#### DATA RECORDS
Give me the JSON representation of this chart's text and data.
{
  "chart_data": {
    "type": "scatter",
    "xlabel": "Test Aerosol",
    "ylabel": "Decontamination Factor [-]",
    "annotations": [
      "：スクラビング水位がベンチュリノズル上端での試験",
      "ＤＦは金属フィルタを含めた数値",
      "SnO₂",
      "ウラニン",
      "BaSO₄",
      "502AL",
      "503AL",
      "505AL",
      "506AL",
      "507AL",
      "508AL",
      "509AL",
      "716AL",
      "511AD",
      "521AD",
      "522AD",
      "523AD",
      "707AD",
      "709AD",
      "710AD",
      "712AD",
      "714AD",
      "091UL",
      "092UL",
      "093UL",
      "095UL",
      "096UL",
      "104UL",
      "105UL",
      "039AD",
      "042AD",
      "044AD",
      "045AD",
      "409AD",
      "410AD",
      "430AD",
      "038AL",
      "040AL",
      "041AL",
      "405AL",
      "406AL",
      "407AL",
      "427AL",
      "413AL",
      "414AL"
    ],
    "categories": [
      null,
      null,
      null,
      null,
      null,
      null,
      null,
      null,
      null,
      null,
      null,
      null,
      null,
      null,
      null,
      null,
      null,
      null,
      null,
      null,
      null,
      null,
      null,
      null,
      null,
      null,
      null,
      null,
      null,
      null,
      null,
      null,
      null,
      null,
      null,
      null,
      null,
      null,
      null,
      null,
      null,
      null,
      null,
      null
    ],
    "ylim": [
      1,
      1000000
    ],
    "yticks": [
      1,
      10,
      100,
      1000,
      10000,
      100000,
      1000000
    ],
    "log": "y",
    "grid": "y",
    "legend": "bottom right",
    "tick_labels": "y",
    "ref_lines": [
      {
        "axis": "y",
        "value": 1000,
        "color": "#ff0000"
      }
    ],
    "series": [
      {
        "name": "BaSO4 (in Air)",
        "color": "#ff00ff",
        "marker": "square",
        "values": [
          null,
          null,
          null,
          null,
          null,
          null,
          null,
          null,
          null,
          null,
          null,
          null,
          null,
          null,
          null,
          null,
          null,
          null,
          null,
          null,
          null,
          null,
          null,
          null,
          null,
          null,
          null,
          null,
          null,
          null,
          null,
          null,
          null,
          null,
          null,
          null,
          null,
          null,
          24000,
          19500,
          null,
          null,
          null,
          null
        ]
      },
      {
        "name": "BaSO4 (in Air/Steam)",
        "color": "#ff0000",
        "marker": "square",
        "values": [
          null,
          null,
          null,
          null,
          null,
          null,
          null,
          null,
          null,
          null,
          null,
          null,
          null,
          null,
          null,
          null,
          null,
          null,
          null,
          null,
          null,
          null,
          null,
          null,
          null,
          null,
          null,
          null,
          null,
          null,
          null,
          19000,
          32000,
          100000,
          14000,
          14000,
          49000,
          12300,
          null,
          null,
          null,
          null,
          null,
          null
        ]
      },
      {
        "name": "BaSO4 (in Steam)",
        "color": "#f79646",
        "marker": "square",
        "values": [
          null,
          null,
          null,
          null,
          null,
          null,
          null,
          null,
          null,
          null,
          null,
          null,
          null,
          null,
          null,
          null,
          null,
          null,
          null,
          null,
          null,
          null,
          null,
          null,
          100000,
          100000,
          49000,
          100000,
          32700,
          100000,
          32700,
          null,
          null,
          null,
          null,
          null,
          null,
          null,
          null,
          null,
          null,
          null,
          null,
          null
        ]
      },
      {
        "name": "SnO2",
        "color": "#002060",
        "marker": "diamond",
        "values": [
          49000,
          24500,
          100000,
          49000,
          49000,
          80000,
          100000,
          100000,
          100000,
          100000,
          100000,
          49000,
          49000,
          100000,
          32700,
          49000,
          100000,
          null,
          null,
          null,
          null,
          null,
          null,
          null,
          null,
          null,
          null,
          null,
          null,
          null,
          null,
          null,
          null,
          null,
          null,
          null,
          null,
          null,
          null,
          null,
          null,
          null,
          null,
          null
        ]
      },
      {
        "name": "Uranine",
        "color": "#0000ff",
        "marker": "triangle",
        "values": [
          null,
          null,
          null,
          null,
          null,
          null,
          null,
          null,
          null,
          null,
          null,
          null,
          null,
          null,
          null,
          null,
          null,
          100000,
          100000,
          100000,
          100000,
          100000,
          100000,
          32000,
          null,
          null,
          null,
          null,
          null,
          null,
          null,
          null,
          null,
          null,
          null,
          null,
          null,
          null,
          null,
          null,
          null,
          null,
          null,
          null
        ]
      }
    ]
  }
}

#### DESCRIPTION OF THE TASK
Pull every line holding "Steam" out of the records.

#### RESULT OF THIS EXERCISE
        "name": "BaSO4 (in Air/Steam)",
        "name": "BaSO4 (in Steam)",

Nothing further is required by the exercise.